• **What this task involves**
Copy out the material below in full, but not its images.
>> BEGIN Material to process
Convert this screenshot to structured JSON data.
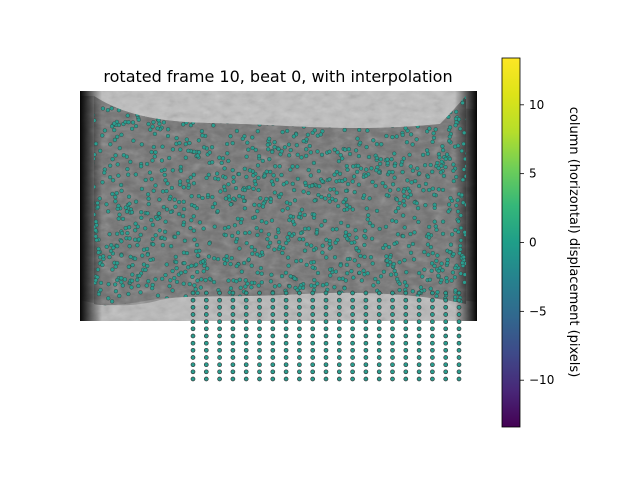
{
  "chart_data": {
    "type": "scatter",
    "title": "rotated frame 10, beat 0, with interpolation",
    "background": "grayscale microscopy image of tissue",
    "marker_color": "#2a9d8f",
    "marker_edge": "#3a3a3a",
    "tracked_points": "dense scatter over tissue region",
    "interpolation_grid": {
      "columns": 21,
      "rows": 13
    },
    "colorbar": {
      "label": "column (horizontal) displacement (pixels)",
      "colormap": "viridis",
      "range": [
        -13.4,
        13.4
      ],
      "ticks": [
        -10,
        -5,
        0,
        5,
        10
      ],
      "tick_labels": [
        "−10",
        "−5",
        "0",
        "5",
        "10"
      ]
    }
  }
}
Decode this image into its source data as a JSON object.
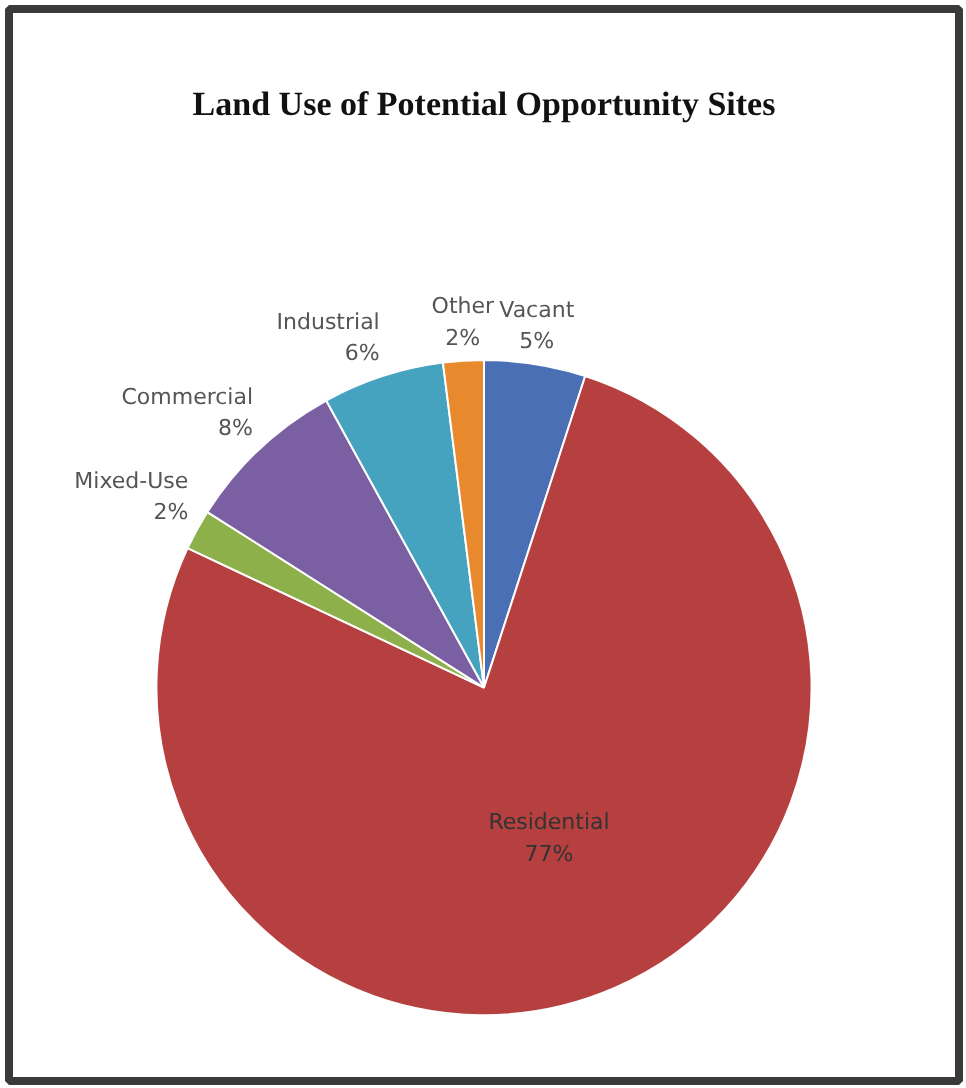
{
  "chart_data": {
    "type": "pie",
    "title": "Land Use of Potential Opportunity Sites",
    "categories": [
      "Vacant",
      "Residential",
      "Mixed-Use",
      "Commercial",
      "Industrial",
      "Other"
    ],
    "values": [
      5,
      77,
      2,
      8,
      6,
      2
    ],
    "colors": [
      "#4a6fb5",
      "#b5403f",
      "#8db04a",
      "#7a5fa3",
      "#45a3c0",
      "#e8892e"
    ],
    "value_labels": [
      "5%",
      "77%",
      "2%",
      "8%",
      "6%",
      "2%"
    ]
  }
}
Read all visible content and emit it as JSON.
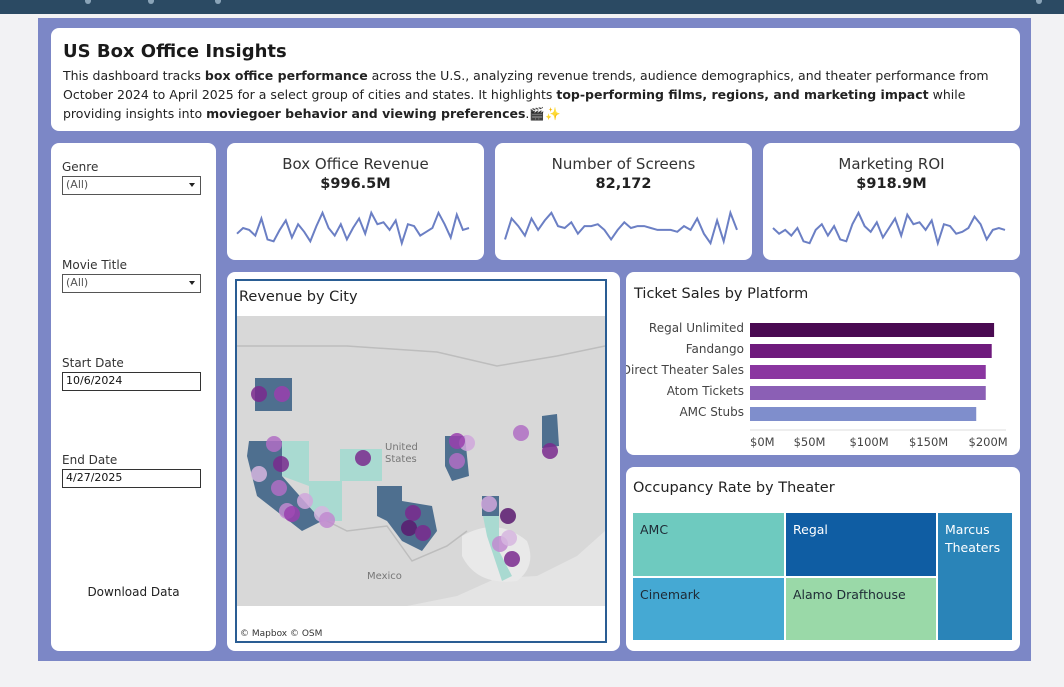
{
  "header": {
    "title": "US Box Office Insights",
    "desc": [
      {
        "t": "This dashboard tracks ",
        "b": false
      },
      {
        "t": "box office performance",
        "b": true
      },
      {
        "t": " across the U.S., analyzing revenue trends, audience demographics, and theater performance from October 2024 to April 2025 for a select group of cities and states. It highlights ",
        "b": false
      },
      {
        "t": "top-performing films, regions, and marketing impact",
        "b": true
      },
      {
        "t": " while providing insights into ",
        "b": false
      },
      {
        "t": "moviegoer behavior and viewing preferences",
        "b": true
      },
      {
        "t": ".🎬✨",
        "b": false
      }
    ]
  },
  "filters": {
    "genre_label": "Genre",
    "genre_value": "(All)",
    "movie_label": "Movie Title",
    "movie_value": "(All)",
    "start_label": "Start Date",
    "start_value": "10/6/2024",
    "end_label": "End Date",
    "end_value": "4/27/2025",
    "download_label": "Download Data"
  },
  "kpis": [
    {
      "title": "Box Office Revenue",
      "value": "$996.5M",
      "trend": [
        0.35,
        0.5,
        0.45,
        0.3,
        0.75,
        0.2,
        0.15,
        0.45,
        0.7,
        0.25,
        0.6,
        0.4,
        0.15,
        0.55,
        0.9,
        0.5,
        0.3,
        0.6,
        0.2,
        0.5,
        0.75,
        0.35,
        0.9,
        0.6,
        0.65,
        0.45,
        0.7,
        0.1,
        0.6,
        0.55,
        0.3,
        0.4,
        0.5,
        0.9,
        0.6,
        0.25,
        0.85,
        0.45,
        0.5
      ]
    },
    {
      "title": "Number of Screens",
      "value": "82,172",
      "trend": [
        0.2,
        0.75,
        0.55,
        0.3,
        0.75,
        0.45,
        0.7,
        0.9,
        0.55,
        0.5,
        0.65,
        0.35,
        0.55,
        0.55,
        0.6,
        0.45,
        0.2,
        0.45,
        0.65,
        0.5,
        0.55,
        0.55,
        0.5,
        0.45,
        0.45,
        0.45,
        0.4,
        0.55,
        0.45,
        0.75,
        0.35,
        0.1,
        0.7,
        0.15,
        0.9,
        0.45
      ]
    },
    {
      "title": "Marketing ROI",
      "value": "$918.9M",
      "trend": [
        0.5,
        0.35,
        0.45,
        0.3,
        0.5,
        0.15,
        0.1,
        0.45,
        0.6,
        0.3,
        0.55,
        0.2,
        0.15,
        0.6,
        0.9,
        0.55,
        0.4,
        0.65,
        0.25,
        0.5,
        0.75,
        0.3,
        0.85,
        0.6,
        0.65,
        0.45,
        0.7,
        0.1,
        0.6,
        0.55,
        0.35,
        0.4,
        0.5,
        0.8,
        0.6,
        0.2,
        0.45,
        0.5,
        0.45
      ]
    }
  ],
  "map": {
    "title": "Revenue by City",
    "credit": "© Mapbox  © OSM",
    "label_us": "United\nStates",
    "label_mexico": "Mexico"
  },
  "platforms": {
    "title": "Ticket Sales by Platform",
    "chart_data": {
      "type": "bar",
      "orientation": "horizontal",
      "categories": [
        "Regal Unlimited",
        "Fandango",
        "Direct Theater Sales",
        "Atom Tickets",
        "AMC Stubs"
      ],
      "values": [
        205,
        203,
        198,
        198,
        190
      ],
      "xlim": [
        0,
        215
      ],
      "ticks": [
        0,
        50,
        100,
        150,
        200
      ],
      "tick_labels": [
        "$0M",
        "$50M",
        "$100M",
        "$150M",
        "$200M"
      ],
      "colors": [
        "#4a0a52",
        "#6e1a7c",
        "#8a35a0",
        "#8b5fb5",
        "#7f8ecc"
      ]
    }
  },
  "occupancy": {
    "title": "Occupancy Rate by Theater",
    "tiles": [
      {
        "name": "AMC",
        "color": "#6ecabf"
      },
      {
        "name": "Regal",
        "color": "#0f5da3"
      },
      {
        "name": "Marcus Theaters",
        "color": "#2a84b8"
      },
      {
        "name": "Cinemark",
        "color": "#45a9d3"
      },
      {
        "name": "Alamo Drafthouse",
        "color": "#9ad9a8"
      }
    ]
  }
}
>> END Material to process
• **Full solution**
Convert this screenshot to structured JSON data.
{
  "chart_data": {
    "type": "scatter",
    "title": "rotated frame 10, beat 0, with interpolation",
    "background": "grayscale microscopy image of tissue",
    "marker_color": "#2a9d8f",
    "marker_edge": "#3a3a3a",
    "tracked_points": "dense scatter over tissue region",
    "interpolation_grid": {
      "columns": 21,
      "rows": 13
    },
    "colorbar": {
      "label": "column (horizontal) displacement (pixels)",
      "colormap": "viridis",
      "range": [
        -13.4,
        13.4
      ],
      "ticks": [
        -10,
        -5,
        0,
        5,
        10
      ],
      "tick_labels": [
        "−10",
        "−5",
        "0",
        "5",
        "10"
      ]
    }
  }
}
Decode this image into its source data as a JSON object.
{
  "chart_data": {
    "type": "pie",
    "title": "Land Use of Potential Opportunity Sites",
    "categories": [
      "Vacant",
      "Residential",
      "Mixed-Use",
      "Commercial",
      "Industrial",
      "Other"
    ],
    "values": [
      5,
      77,
      2,
      8,
      6,
      2
    ],
    "colors": [
      "#4a6fb5",
      "#b5403f",
      "#8db04a",
      "#7a5fa3",
      "#45a3c0",
      "#e8892e"
    ],
    "value_labels": [
      "5%",
      "77%",
      "2%",
      "8%",
      "6%",
      "2%"
    ]
  }
}
Read all visible content and emit it as JSON.
{
  "header": {
    "title": "US Box Office Insights",
    "desc": [
      {
        "t": "This dashboard tracks ",
        "b": false
      },
      {
        "t": "box office performance",
        "b": true
      },
      {
        "t": " across the U.S., analyzing revenue trends, audience demographics, and theater performance from October 2024 to April 2025 for a select group of cities and states. It highlights ",
        "b": false
      },
      {
        "t": "top-performing films, regions, and marketing impact",
        "b": true
      },
      {
        "t": " while providing insights into ",
        "b": false
      },
      {
        "t": "moviegoer behavior and viewing preferences",
        "b": true
      },
      {
        "t": ".🎬✨",
        "b": false
      }
    ]
  },
  "filters": {
    "genre_label": "Genre",
    "genre_value": "(All)",
    "movie_label": "Movie Title",
    "movie_value": "(All)",
    "start_label": "Start Date",
    "start_value": "10/6/2024",
    "end_label": "End Date",
    "end_value": "4/27/2025",
    "download_label": "Download Data"
  },
  "kpis": [
    {
      "title": "Box Office Revenue",
      "value": "$996.5M",
      "trend": [
        0.35,
        0.5,
        0.45,
        0.3,
        0.75,
        0.2,
        0.15,
        0.45,
        0.7,
        0.25,
        0.6,
        0.4,
        0.15,
        0.55,
        0.9,
        0.5,
        0.3,
        0.6,
        0.2,
        0.5,
        0.75,
        0.35,
        0.9,
        0.6,
        0.65,
        0.45,
        0.7,
        0.1,
        0.6,
        0.55,
        0.3,
        0.4,
        0.5,
        0.9,
        0.6,
        0.25,
        0.85,
        0.45,
        0.5
      ]
    },
    {
      "title": "Number of Screens",
      "value": "82,172",
      "trend": [
        0.2,
        0.75,
        0.55,
        0.3,
        0.75,
        0.45,
        0.7,
        0.9,
        0.55,
        0.5,
        0.65,
        0.35,
        0.55,
        0.55,
        0.6,
        0.45,
        0.2,
        0.45,
        0.65,
        0.5,
        0.55,
        0.55,
        0.5,
        0.45,
        0.45,
        0.45,
        0.4,
        0.55,
        0.45,
        0.75,
        0.35,
        0.1,
        0.7,
        0.15,
        0.9,
        0.45
      ]
    },
    {
      "title": "Marketing ROI",
      "value": "$918.9M",
      "trend": [
        0.5,
        0.35,
        0.45,
        0.3,
        0.5,
        0.15,
        0.1,
        0.45,
        0.6,
        0.3,
        0.55,
        0.2,
        0.15,
        0.6,
        0.9,
        0.55,
        0.4,
        0.65,
        0.25,
        0.5,
        0.75,
        0.3,
        0.85,
        0.6,
        0.65,
        0.45,
        0.7,
        0.1,
        0.6,
        0.55,
        0.35,
        0.4,
        0.5,
        0.8,
        0.6,
        0.2,
        0.45,
        0.5,
        0.45
      ]
    }
  ],
  "map": {
    "title": "Revenue by City",
    "credit": "© Mapbox  © OSM",
    "label_us": "United\nStates",
    "label_mexico": "Mexico"
  },
  "platforms": {
    "title": "Ticket Sales by Platform",
    "chart_data": {
      "type": "bar",
      "orientation": "horizontal",
      "categories": [
        "Regal Unlimited",
        "Fandango",
        "Direct Theater Sales",
        "Atom Tickets",
        "AMC Stubs"
      ],
      "values": [
        205,
        203,
        198,
        198,
        190
      ],
      "xlim": [
        0,
        215
      ],
      "ticks": [
        0,
        50,
        100,
        150,
        200
      ],
      "tick_labels": [
        "$0M",
        "$50M",
        "$100M",
        "$150M",
        "$200M"
      ],
      "colors": [
        "#4a0a52",
        "#6e1a7c",
        "#8a35a0",
        "#8b5fb5",
        "#7f8ecc"
      ]
    }
  },
  "occupancy": {
    "title": "Occupancy Rate by Theater",
    "tiles": [
      {
        "name": "AMC",
        "color": "#6ecabf"
      },
      {
        "name": "Regal",
        "color": "#0f5da3"
      },
      {
        "name": "Marcus Theaters",
        "color": "#2a84b8"
      },
      {
        "name": "Cinemark",
        "color": "#45a9d3"
      },
      {
        "name": "Alamo Drafthouse",
        "color": "#9ad9a8"
      }
    ]
  }
}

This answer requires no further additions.